Exercise details:
Every line below that holds the string "Selected" should be copied out.

Stored dataset items
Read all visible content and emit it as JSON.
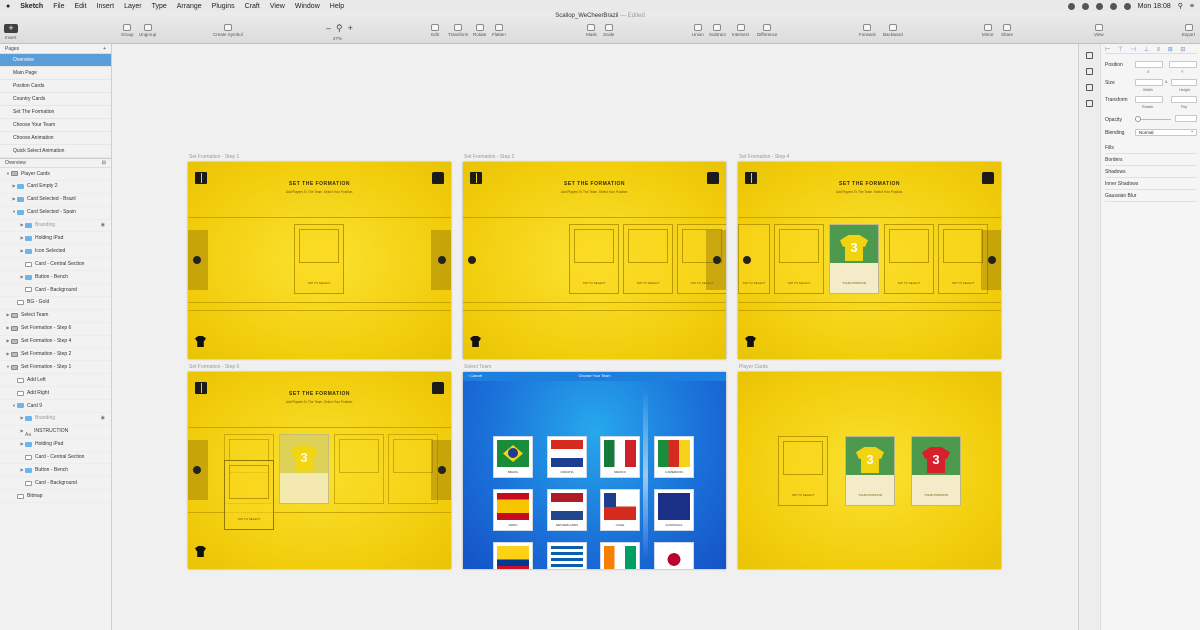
{
  "menubar": {
    "app": "Sketch",
    "items": [
      "File",
      "Edit",
      "Insert",
      "Layer",
      "Type",
      "Arrange",
      "Plugins",
      "Craft",
      "View",
      "Window",
      "Help"
    ],
    "clock": "Mon 18:08"
  },
  "window": {
    "doc_title": "Scallop_WeCheerBrazil",
    "doc_state": "— Edited",
    "zoom": "27%"
  },
  "toolbar": {
    "insert": "Insert",
    "group": "Group",
    "ungroup": "Ungroup",
    "create_symbol": "Create Symbol",
    "edit": "Edit",
    "transform": "Transform",
    "rotate": "Rotate",
    "flatten": "Flatten",
    "mask": "Mask",
    "scale": "Scale",
    "union": "Union",
    "subtract": "Subtract",
    "intersect": "Intersect",
    "difference": "Difference",
    "forward": "Forward",
    "backward": "Backward",
    "mirror": "Mirror",
    "share": "Share",
    "view": "View",
    "export": "Export"
  },
  "pages": {
    "header": "Pages",
    "add": "+",
    "items": [
      "Overview",
      "Main Page",
      "Positon Cards",
      "Country Cards",
      "Set The Formation",
      "Choose Your Team",
      "Choose Animation",
      "Quick Select Animation"
    ]
  },
  "layers": {
    "header": "Overview",
    "items": [
      {
        "label": "Player Cards",
        "tri": "▼",
        "icon": "art",
        "dim": false
      },
      {
        "label": "Card Empty 2",
        "tri": "▶",
        "icon": "folder",
        "dim": false
      },
      {
        "label": "Card Selected - Brazil",
        "tri": "▶",
        "icon": "folder",
        "dim": false
      },
      {
        "label": "Card Selected - Spain",
        "tri": "▼",
        "icon": "folder",
        "dim": false
      },
      {
        "label": "Branding",
        "tri": "▶",
        "icon": "folder",
        "dim": true,
        "eye": true
      },
      {
        "label": "Holding iPad",
        "tri": "▶",
        "icon": "folder",
        "dim": false
      },
      {
        "label": "Icon Selected",
        "tri": "▶",
        "icon": "folder",
        "dim": false
      },
      {
        "label": "Card - Central Section",
        "tri": "",
        "icon": "rect",
        "dim": false
      },
      {
        "label": "Button - Bench",
        "tri": "▶",
        "icon": "folder",
        "dim": false
      },
      {
        "label": "Card - Background",
        "tri": "",
        "icon": "rect",
        "dim": false
      },
      {
        "label": "BG - Gold",
        "tri": "",
        "icon": "rect",
        "dim": false
      },
      {
        "label": "Select Team",
        "tri": "▶",
        "icon": "art",
        "dim": false
      },
      {
        "label": "Set Formation - Step 6",
        "tri": "▶",
        "icon": "art",
        "dim": false
      },
      {
        "label": "Set Formation - Step 4",
        "tri": "▶",
        "icon": "art",
        "dim": false
      },
      {
        "label": "Set Formation - Step 2",
        "tri": "▶",
        "icon": "art",
        "dim": false
      },
      {
        "label": "Set Formation - Step 1",
        "tri": "▼",
        "icon": "art",
        "dim": false
      },
      {
        "label": "Add Left",
        "tri": "",
        "icon": "rect",
        "dim": false
      },
      {
        "label": "Add Right",
        "tri": "",
        "icon": "rect",
        "dim": false
      },
      {
        "label": "Card 9",
        "tri": "▼",
        "icon": "folder",
        "dim": false
      },
      {
        "label": "Branding",
        "tri": "▶",
        "icon": "folder",
        "dim": true,
        "eye": true
      },
      {
        "label": "INSTRUCTION",
        "tri": "▶",
        "icon": "txt",
        "dim": false
      },
      {
        "label": "Holding iPad",
        "tri": "▶",
        "icon": "folder",
        "dim": false
      },
      {
        "label": "Card - Central Section",
        "tri": "",
        "icon": "rect",
        "dim": false
      },
      {
        "label": "Button - Bench",
        "tri": "▶",
        "icon": "folder",
        "dim": false
      },
      {
        "label": "Card - Background",
        "tri": "",
        "icon": "rect",
        "dim": false
      },
      {
        "label": "Bitmap",
        "tri": "",
        "icon": "rect",
        "dim": false
      }
    ]
  },
  "inspector": {
    "position": "Position",
    "x": "X",
    "y": "Y",
    "size": "Size",
    "width": "Width",
    "height": "Height",
    "transform": "Transform",
    "rotate": "Rotate",
    "flip": "Flip",
    "opacity": "Opacity",
    "blending": "Blending",
    "blending_value": "Normal",
    "sections": [
      "Fills",
      "Borders",
      "Shadows",
      "Inner Shadows",
      "Gaussian Blur"
    ]
  },
  "artboards": {
    "step1_label": "Set Formation - Step 1",
    "step2_label": "Set Formation - Step 2",
    "step4_label": "Set Formation - Step 4",
    "step6_label": "Set Formation - Step 6",
    "team_label": "Select Team",
    "player_label": "Player Cards",
    "heading": "SET THE FORMATION",
    "subheading": "Add Players To The Team. Select Your Position.",
    "card_text": "TAP TO SELECT",
    "position_label": "YOUR POSITION",
    "jersey_number": "3",
    "team_bar_title": "Choose Your Team",
    "team_cancel": "Cancel",
    "flags": [
      {
        "name": "BRAZIL"
      },
      {
        "name": "CROATIA"
      },
      {
        "name": "MEXICO"
      },
      {
        "name": "CAMEROON"
      },
      {
        "name": "SPAIN"
      },
      {
        "name": "NETHERLANDS"
      },
      {
        "name": "CHILE"
      },
      {
        "name": "AUSTRALIA"
      },
      {
        "name": ""
      },
      {
        "name": ""
      },
      {
        "name": ""
      },
      {
        "name": ""
      }
    ]
  },
  "colors": {
    "selection": "#5b9dd9",
    "artboard_yellow": "#f1cd0c",
    "team_blue": "#1a6fd8",
    "card_green": "#4d9a4f",
    "jersey_red": "#d8202a"
  }
}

Written answer:
        "label": "Card Selected - Brazil",
        "label": "Card Selected - Spain",
        "label": "Icon Selected",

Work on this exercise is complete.